> Problem details:
Each entry below should be returned exactly as is, with the pictures removed.

> Entries provided:

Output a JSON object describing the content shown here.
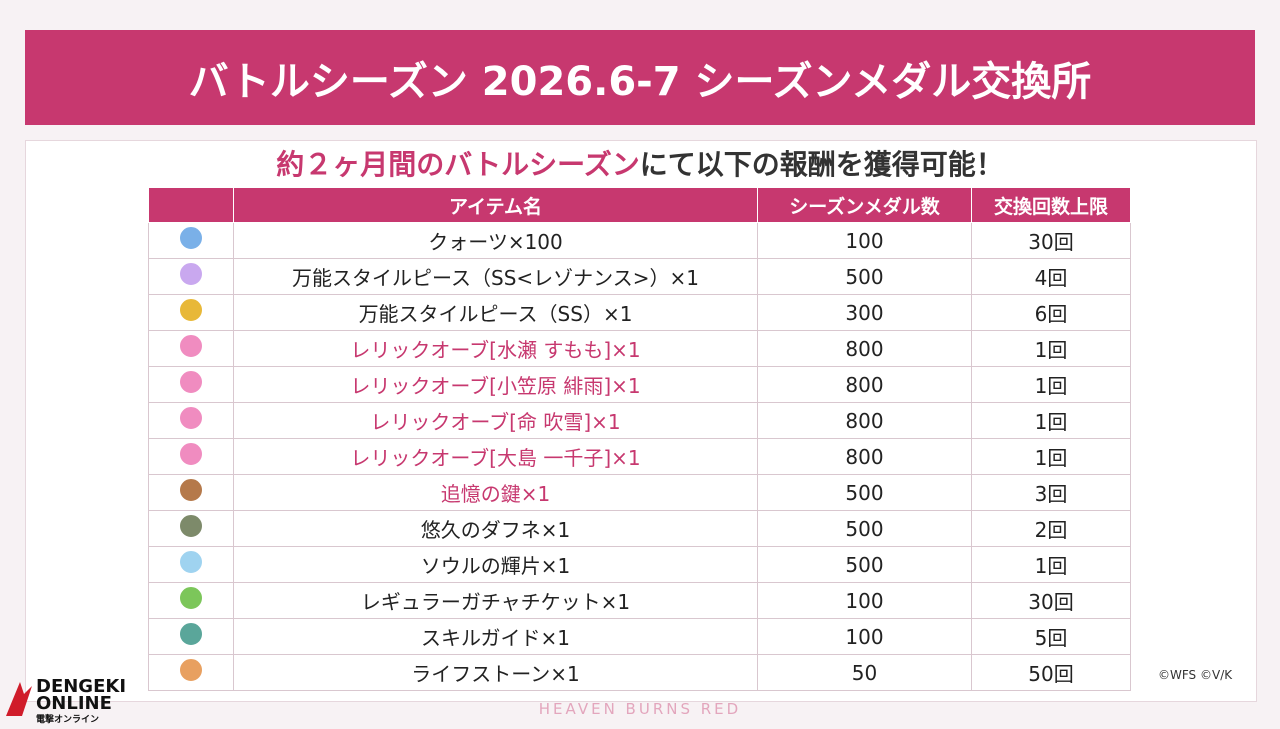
{
  "header": {
    "title": "バトルシーズン 2026.6-7 シーズンメダル交換所"
  },
  "subtitle": {
    "highlight": "約２ヶ月間のバトルシーズン",
    "rest": "にて以下の報酬を獲得可能！"
  },
  "table": {
    "columns": [
      "アイテム名",
      "シーズンメダル数",
      "交換回数上限"
    ],
    "rows": [
      {
        "name": "クォーツ×100",
        "medals": 100,
        "limit": "30回",
        "highlight": false
      },
      {
        "name": "万能スタイルピース（SS<レゾナンス>）×1",
        "medals": 500,
        "limit": "4回",
        "highlight": false
      },
      {
        "name": "万能スタイルピース（SS）×1",
        "medals": 300,
        "limit": "6回",
        "highlight": false
      },
      {
        "name": "レリックオーブ[水瀬 すもも]×1",
        "medals": 800,
        "limit": "1回",
        "highlight": true
      },
      {
        "name": "レリックオーブ[小笠原 緋雨]×1",
        "medals": 800,
        "limit": "1回",
        "highlight": true
      },
      {
        "name": "レリックオーブ[命 吹雪]×1",
        "medals": 800,
        "limit": "1回",
        "highlight": true
      },
      {
        "name": "レリックオーブ[大島 一千子]×1",
        "medals": 800,
        "limit": "1回",
        "highlight": true
      },
      {
        "name": "追憶の鍵×1",
        "medals": 500,
        "limit": "3回",
        "highlight": true
      },
      {
        "name": "悠久のダフネ×1",
        "medals": 500,
        "limit": "2回",
        "highlight": false
      },
      {
        "name": "ソウルの輝片×1",
        "medals": 500,
        "limit": "1回",
        "highlight": false
      },
      {
        "name": "レギュラーガチャチケット×1",
        "medals": 100,
        "limit": "30回",
        "highlight": false
      },
      {
        "name": "スキルガイド×1",
        "medals": 100,
        "limit": "5回",
        "highlight": false
      },
      {
        "name": "ライフストーン×1",
        "medals": 50,
        "limit": "50回",
        "highlight": false
      }
    ]
  },
  "footer": {
    "copyright": "©WFS ©V/K",
    "game": "HEAVEN BURNS RED",
    "logo": "DENGEKI",
    "logo2": "ONLINE",
    "logo_sub": "電撃オンライン"
  }
}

> Solution to this task:
Output a JSON object describing the content shown here.
{
  "header": {
    "title": "バトルシーズン 2026.6-7 シーズンメダル交換所"
  },
  "subtitle": {
    "highlight": "約２ヶ月間のバトルシーズン",
    "rest": "にて以下の報酬を獲得可能！"
  },
  "table": {
    "columns": [
      "アイテム名",
      "シーズンメダル数",
      "交換回数上限"
    ],
    "rows": [
      {
        "name": "クォーツ×100",
        "medals": 100,
        "limit": "30回",
        "highlight": false
      },
      {
        "name": "万能スタイルピース（SS<レゾナンス>）×1",
        "medals": 500,
        "limit": "4回",
        "highlight": false
      },
      {
        "name": "万能スタイルピース（SS）×1",
        "medals": 300,
        "limit": "6回",
        "highlight": false
      },
      {
        "name": "レリックオーブ[水瀬 すもも]×1",
        "medals": 800,
        "limit": "1回",
        "highlight": true
      },
      {
        "name": "レリックオーブ[小笠原 緋雨]×1",
        "medals": 800,
        "limit": "1回",
        "highlight": true
      },
      {
        "name": "レリックオーブ[命 吹雪]×1",
        "medals": 800,
        "limit": "1回",
        "highlight": true
      },
      {
        "name": "レリックオーブ[大島 一千子]×1",
        "medals": 800,
        "limit": "1回",
        "highlight": true
      },
      {
        "name": "追憶の鍵×1",
        "medals": 500,
        "limit": "3回",
        "highlight": true
      },
      {
        "name": "悠久のダフネ×1",
        "medals": 500,
        "limit": "2回",
        "highlight": false
      },
      {
        "name": "ソウルの輝片×1",
        "medals": 500,
        "limit": "1回",
        "highlight": false
      },
      {
        "name": "レギュラーガチャチケット×1",
        "medals": 100,
        "limit": "30回",
        "highlight": false
      },
      {
        "name": "スキルガイド×1",
        "medals": 100,
        "limit": "5回",
        "highlight": false
      },
      {
        "name": "ライフストーン×1",
        "medals": 50,
        "limit": "50回",
        "highlight": false
      }
    ]
  },
  "footer": {
    "copyright": "©WFS ©V/K",
    "game": "HEAVEN BURNS RED",
    "logo": "DENGEKI",
    "logo2": "ONLINE",
    "logo_sub": "電撃オンライン"
  }
}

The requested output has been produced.